↓↓↓
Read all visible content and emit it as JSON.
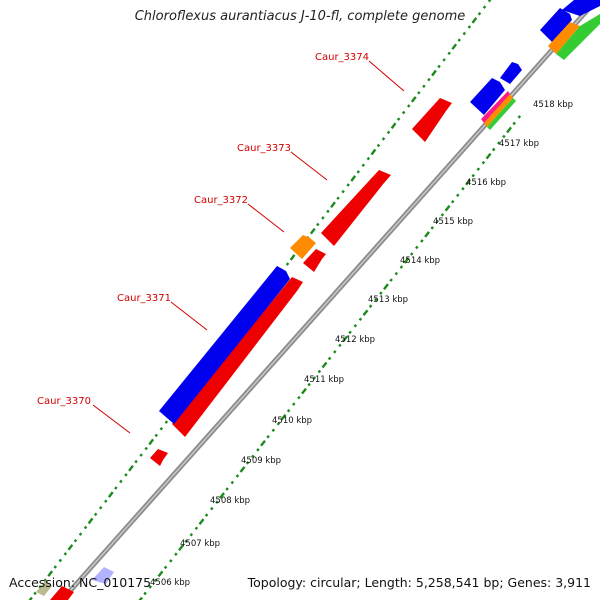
{
  "title": "Chloroflexus aurantiacus J-10-fl, complete genome",
  "accession": "Accession: NC_010175",
  "topology": "Topology: circular; Length: 5,258,541 bp; Genes: 3,911",
  "colors": {
    "backbone": "#909090",
    "tick_dots": "#1a8a1a",
    "gene_label": "#d00000",
    "cds_forward": "#0000ee",
    "cds_reverse": "#ee0000",
    "rna": "#ff8c00",
    "other": "#33cc33",
    "label_gray": "#aaaa77"
  },
  "kbp_markers": [
    "4506 kbp",
    "4507 kbp",
    "4508 kbp",
    "4509 kbp",
    "4510 kbp",
    "4511 kbp",
    "4512 kbp",
    "4513 kbp",
    "4514 kbp",
    "4515 kbp",
    "4516 kbp",
    "4517 kbp",
    "4518 kbp"
  ],
  "gene_labels": [
    "Caur_3370",
    "Caur_3371",
    "Caur_3372",
    "Caur_3373",
    "Caur_3374"
  ]
}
↑↑↑
▶ EXERCISE DETAILS
Exclude every picture and copy the remaining data exactly.

▶ ANSWER TO THE EXERCISE
Read all visible content and emit it as JSON.
{
  "title": "Chloroflexus aurantiacus J-10-fl, complete genome",
  "accession": "Accession: NC_010175",
  "topology": "Topology: circular; Length: 5,258,541 bp; Genes: 3,911",
  "colors": {
    "backbone": "#909090",
    "tick_dots": "#1a8a1a",
    "gene_label": "#d00000",
    "cds_forward": "#0000ee",
    "cds_reverse": "#ee0000",
    "rna": "#ff8c00",
    "other": "#33cc33",
    "label_gray": "#aaaa77"
  },
  "kbp_markers": [
    "4506 kbp",
    "4507 kbp",
    "4508 kbp",
    "4509 kbp",
    "4510 kbp",
    "4511 kbp",
    "4512 kbp",
    "4513 kbp",
    "4514 kbp",
    "4515 kbp",
    "4516 kbp",
    "4517 kbp",
    "4518 kbp"
  ],
  "gene_labels": [
    "Caur_3370",
    "Caur_3371",
    "Caur_3372",
    "Caur_3373",
    "Caur_3374"
  ]
}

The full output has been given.